■ **Problem statement**: Select and copy out every line in the records containing "Grove".
==== Provided material ====
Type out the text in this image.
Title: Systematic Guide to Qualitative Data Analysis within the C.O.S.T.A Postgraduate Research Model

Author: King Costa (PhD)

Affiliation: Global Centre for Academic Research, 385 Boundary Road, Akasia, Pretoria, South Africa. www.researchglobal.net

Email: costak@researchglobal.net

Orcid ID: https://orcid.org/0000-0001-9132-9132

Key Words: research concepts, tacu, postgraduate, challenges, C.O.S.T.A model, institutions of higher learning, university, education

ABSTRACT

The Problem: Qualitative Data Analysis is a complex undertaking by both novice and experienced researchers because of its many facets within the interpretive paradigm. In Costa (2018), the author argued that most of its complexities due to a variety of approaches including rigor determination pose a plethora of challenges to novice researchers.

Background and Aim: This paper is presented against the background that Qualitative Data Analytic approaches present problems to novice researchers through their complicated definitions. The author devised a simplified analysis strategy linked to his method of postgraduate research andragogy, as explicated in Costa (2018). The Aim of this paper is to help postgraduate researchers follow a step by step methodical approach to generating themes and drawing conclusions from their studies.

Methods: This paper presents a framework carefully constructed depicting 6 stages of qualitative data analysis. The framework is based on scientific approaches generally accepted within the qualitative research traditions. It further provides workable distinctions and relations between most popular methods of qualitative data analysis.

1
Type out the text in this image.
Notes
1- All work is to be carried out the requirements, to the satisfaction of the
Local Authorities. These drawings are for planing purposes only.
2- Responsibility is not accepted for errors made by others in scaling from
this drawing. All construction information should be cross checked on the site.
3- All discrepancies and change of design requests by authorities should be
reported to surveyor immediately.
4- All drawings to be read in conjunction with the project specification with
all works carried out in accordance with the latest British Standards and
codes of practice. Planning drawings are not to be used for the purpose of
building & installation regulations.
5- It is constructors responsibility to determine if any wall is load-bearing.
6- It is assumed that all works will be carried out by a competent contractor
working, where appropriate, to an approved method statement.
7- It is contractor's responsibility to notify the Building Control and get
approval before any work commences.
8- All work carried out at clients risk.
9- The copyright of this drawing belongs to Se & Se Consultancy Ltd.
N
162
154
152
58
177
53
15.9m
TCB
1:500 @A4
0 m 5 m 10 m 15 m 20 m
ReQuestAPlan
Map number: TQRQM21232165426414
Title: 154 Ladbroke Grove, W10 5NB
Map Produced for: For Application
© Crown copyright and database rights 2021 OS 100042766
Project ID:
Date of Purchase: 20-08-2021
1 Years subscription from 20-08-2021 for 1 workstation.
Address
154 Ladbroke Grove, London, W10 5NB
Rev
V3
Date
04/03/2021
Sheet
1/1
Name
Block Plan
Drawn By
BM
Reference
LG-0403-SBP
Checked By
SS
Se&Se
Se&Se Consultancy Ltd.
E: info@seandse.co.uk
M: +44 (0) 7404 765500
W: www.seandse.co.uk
====
■ **Answer to this exercise**:
Title: 154 Ladbroke Grove, W10 5NB
154 Ladbroke Grove, London, W10 5NB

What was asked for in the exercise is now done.